■ Passage to read
==========
The following inequality is an immediate consequence of the definition:
$$\|Av\| \leq \|A\|_\text{op} \|v\| \ \mbox{ for every }\ v \in V.$$

The operator norm is also compatible with the composition, or multiplication, of operators: if $V$, $W$ and $X$ are three normed spaces over the same base field, and $A : V \to W$ and $B : W \to X$ are two bounded operators, then it is a sub-multiplicative norm, that is:
$$\|BA\|_\text{op} \leq \|B\|_\text{op} \|A\|_\text{op}.$$

For bounded operators on $V$, this implies that operator multiplication is jointly continuous.

It follows from the definition that if a sequence of operators converges in operator norm, it converges uniformly on bounded sets.

== Table of common operator norms ==

By choosing different norms for the codomain, used in computing $\|Av\|$, and the domain, used in computing $\|v\|$, we obtain different values for the operator norm. Some common operator norms are easy to calculate, and others are NP-hard.
==========
■ What you need to do
a - List every normed space that the operator norm passage names with a letter.
b - Answer these questions from the operator norm passage:
(i) What kind of norm does the operator norm form with respect to the composition of operators?
(ii) If a sequence of operators converges in operator norm, how does it converge on bounded sets?
(iii) How hard are common operator norms to calculate?
c - Echo the operator norm passage, reproducing everything from "By choosing different" down to "others are NP-hard.".
Rely only on the operator norm passage above to complete this work.

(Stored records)
==========
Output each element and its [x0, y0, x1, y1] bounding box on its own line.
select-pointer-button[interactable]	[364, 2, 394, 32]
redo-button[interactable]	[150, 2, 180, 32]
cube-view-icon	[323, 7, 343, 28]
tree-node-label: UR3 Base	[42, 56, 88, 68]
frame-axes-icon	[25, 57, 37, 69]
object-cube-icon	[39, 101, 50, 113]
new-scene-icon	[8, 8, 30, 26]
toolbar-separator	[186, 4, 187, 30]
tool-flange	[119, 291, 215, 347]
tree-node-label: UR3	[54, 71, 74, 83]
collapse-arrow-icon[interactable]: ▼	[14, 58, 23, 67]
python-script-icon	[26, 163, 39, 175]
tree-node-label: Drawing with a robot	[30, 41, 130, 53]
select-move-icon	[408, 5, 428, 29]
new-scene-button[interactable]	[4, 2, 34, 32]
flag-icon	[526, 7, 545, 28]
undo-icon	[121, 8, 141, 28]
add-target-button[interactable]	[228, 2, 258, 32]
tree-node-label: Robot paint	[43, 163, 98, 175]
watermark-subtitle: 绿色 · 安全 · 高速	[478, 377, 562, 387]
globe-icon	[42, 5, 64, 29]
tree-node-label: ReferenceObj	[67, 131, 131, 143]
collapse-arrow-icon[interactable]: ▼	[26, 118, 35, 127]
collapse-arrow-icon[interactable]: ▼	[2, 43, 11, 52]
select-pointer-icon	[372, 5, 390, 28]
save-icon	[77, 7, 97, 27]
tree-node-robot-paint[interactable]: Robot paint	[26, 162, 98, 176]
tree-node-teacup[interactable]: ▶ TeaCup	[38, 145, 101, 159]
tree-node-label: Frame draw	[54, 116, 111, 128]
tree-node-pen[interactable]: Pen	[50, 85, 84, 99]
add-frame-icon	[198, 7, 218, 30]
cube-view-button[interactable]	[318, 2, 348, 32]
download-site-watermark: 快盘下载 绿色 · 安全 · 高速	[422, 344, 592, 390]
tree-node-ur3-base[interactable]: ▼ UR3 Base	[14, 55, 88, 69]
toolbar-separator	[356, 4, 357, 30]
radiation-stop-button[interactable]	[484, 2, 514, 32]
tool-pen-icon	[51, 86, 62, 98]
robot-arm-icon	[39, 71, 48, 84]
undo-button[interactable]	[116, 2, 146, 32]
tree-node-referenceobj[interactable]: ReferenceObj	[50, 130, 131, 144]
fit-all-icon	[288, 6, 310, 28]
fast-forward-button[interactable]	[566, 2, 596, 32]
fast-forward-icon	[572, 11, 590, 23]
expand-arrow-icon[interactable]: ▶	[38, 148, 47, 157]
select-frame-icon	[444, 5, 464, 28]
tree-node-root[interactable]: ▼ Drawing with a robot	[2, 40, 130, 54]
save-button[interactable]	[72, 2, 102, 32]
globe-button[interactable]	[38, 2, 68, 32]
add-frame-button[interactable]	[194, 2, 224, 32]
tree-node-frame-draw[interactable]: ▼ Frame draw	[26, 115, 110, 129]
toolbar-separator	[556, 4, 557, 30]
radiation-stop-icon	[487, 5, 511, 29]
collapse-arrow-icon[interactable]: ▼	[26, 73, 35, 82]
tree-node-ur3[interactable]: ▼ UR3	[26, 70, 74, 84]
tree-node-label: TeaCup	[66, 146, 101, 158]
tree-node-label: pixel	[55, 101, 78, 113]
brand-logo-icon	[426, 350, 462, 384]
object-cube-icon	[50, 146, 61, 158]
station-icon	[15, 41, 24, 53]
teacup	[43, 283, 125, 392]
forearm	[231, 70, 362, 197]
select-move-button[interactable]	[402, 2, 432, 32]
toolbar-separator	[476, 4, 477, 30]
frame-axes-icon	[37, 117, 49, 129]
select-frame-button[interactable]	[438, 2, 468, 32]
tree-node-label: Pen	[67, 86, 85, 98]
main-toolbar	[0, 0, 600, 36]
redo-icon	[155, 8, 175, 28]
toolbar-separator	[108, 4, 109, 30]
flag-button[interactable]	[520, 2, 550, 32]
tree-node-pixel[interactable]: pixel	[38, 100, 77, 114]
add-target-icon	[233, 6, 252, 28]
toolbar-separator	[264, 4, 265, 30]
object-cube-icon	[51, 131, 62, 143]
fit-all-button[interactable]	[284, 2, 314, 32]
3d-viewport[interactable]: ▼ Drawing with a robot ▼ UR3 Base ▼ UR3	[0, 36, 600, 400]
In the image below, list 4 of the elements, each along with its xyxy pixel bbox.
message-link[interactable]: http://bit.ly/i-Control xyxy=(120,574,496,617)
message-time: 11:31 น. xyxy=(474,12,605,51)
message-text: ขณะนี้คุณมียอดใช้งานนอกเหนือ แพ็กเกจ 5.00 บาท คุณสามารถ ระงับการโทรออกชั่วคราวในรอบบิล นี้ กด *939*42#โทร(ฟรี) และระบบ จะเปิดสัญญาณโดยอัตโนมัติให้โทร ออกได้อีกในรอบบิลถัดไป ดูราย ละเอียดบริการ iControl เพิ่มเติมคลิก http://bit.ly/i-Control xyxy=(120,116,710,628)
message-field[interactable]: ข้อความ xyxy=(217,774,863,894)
==========
■ Task results
a - V, W, X

b -
(i) A sub-multiplicative norm.
(ii) Uniformly.
(iii) Some are easy to calculate, and others are NP-hard.

c -
By choosing different norms for the codomain, used in computing $\|Av\|$, and the domain, used in computing $\|v\|$, we obtain different values for the operator norm. Some common operator norms are easy to calculate, and others are NP-hard.